-- begin EXERCISE INPUT --

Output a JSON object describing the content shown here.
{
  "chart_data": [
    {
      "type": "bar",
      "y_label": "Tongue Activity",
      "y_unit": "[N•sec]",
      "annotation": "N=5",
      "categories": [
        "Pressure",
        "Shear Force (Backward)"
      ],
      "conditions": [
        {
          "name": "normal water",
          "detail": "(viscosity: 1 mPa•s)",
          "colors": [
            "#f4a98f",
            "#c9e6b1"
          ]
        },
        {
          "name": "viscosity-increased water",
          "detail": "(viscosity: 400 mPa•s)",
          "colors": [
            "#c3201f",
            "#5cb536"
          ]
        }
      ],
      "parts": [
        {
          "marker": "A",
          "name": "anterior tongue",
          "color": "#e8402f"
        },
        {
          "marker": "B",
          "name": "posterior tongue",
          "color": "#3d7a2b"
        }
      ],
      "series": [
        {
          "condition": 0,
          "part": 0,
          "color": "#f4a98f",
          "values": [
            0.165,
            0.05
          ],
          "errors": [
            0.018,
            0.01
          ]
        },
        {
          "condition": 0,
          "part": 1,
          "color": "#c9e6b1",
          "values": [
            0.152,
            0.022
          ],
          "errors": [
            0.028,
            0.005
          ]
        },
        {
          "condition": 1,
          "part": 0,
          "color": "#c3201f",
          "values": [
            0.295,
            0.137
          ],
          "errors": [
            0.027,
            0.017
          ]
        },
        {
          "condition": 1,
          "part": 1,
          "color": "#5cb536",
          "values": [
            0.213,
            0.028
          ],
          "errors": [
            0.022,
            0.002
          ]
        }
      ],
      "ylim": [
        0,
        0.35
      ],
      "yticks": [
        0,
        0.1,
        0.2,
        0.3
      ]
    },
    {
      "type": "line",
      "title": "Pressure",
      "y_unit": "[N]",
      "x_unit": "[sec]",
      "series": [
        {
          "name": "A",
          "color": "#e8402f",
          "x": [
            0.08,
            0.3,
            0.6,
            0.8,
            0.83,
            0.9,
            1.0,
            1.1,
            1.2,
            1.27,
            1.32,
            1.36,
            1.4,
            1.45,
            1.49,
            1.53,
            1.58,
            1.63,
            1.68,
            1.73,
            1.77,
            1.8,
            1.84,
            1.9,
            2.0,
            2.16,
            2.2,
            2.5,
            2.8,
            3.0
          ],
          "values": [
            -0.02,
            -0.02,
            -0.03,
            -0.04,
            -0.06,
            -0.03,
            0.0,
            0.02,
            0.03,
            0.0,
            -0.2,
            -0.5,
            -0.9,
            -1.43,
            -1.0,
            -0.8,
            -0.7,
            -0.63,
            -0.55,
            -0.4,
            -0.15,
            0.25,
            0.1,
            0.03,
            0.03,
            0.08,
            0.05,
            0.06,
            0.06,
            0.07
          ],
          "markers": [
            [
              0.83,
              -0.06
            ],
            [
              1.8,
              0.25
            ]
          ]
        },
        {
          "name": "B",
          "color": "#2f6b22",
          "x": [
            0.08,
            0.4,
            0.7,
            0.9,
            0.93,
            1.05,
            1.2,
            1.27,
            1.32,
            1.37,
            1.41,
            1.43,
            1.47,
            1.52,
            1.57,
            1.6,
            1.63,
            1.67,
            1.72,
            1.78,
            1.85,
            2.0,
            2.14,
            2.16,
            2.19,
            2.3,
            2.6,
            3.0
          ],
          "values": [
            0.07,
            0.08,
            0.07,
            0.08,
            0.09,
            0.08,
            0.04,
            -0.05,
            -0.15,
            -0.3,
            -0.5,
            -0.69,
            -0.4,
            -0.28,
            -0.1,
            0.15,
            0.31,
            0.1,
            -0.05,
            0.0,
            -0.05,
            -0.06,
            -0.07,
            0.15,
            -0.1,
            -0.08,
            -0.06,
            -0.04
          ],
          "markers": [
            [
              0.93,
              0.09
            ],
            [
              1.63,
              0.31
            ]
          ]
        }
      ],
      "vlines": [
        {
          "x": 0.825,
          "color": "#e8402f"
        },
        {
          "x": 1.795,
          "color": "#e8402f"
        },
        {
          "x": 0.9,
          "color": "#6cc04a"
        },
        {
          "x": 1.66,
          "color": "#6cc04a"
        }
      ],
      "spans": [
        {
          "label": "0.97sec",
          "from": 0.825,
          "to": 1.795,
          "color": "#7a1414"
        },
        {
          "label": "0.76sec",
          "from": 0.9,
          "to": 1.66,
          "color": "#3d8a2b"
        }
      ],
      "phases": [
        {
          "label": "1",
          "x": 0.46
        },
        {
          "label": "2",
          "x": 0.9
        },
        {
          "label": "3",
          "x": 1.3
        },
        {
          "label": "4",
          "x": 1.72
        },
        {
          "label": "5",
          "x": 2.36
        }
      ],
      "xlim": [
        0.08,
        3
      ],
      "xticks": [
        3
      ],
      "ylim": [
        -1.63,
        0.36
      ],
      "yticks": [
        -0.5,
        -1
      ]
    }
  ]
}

-- end EXERCISE INPUT --

**AIM**
Only a number is needed: how many lines of the material above contain "detail"?

**PROBLEM SOLUTION**
2